── ENTRIES SUPPLIED ──
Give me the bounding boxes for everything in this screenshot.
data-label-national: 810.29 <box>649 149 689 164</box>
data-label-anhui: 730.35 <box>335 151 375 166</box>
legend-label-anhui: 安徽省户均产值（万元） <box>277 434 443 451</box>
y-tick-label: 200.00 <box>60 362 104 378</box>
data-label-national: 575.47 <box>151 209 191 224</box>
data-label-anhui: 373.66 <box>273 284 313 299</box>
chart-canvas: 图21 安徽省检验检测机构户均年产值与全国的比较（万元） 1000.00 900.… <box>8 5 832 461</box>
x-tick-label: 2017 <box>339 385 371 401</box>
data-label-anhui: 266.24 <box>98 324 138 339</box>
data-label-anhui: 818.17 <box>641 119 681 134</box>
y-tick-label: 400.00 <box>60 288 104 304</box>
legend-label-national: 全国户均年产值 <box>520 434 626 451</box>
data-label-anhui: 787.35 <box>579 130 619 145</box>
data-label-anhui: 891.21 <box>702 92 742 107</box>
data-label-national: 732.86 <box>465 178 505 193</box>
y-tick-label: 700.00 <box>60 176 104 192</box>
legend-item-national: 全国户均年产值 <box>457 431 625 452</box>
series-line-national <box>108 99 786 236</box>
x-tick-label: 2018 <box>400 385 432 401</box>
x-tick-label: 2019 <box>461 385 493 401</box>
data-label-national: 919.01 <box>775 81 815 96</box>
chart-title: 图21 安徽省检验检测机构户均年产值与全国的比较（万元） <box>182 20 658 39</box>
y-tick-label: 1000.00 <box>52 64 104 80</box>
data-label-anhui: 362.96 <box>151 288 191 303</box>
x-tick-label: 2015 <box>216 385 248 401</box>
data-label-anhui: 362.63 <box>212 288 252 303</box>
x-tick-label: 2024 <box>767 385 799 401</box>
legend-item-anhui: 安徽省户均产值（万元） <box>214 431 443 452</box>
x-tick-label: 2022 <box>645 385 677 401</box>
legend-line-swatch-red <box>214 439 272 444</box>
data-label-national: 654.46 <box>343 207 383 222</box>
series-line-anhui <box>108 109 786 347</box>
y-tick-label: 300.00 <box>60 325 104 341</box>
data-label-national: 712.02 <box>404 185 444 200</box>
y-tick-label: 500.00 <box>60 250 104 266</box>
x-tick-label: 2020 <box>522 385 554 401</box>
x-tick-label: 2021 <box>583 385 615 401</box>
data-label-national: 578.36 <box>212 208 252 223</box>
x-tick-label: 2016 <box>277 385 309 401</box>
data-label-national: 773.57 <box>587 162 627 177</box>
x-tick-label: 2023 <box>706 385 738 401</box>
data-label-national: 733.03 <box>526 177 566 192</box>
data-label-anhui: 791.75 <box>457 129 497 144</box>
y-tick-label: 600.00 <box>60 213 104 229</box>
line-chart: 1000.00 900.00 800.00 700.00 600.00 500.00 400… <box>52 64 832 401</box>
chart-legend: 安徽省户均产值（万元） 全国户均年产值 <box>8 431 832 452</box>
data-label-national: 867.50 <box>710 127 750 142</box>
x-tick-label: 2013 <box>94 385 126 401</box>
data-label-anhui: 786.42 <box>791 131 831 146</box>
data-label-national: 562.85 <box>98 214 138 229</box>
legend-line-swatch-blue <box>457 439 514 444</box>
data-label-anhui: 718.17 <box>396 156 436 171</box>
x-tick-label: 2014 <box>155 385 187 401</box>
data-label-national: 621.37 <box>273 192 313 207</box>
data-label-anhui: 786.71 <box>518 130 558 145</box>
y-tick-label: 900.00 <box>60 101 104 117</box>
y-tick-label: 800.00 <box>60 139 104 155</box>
───
Find every line in the records above that contains the string "chart", and copy each of those lines.

chart-canvas: 图21 安徽省检验检测机构户均年产值与全国的比较（万元） 1000.00 900.… <box>8 5 832 461</box>
chart-title: 图21 安徽省检验检测机构户均年产值与全国的比较（万元） <box>182 20 658 39</box>
line-chart: 1000.00 900.00 800.00 700.00 600.00 500.00 400… <box>52 64 832 401</box>
chart-legend: 安徽省户均产值（万元） 全国户均年产值 <box>8 431 832 452</box>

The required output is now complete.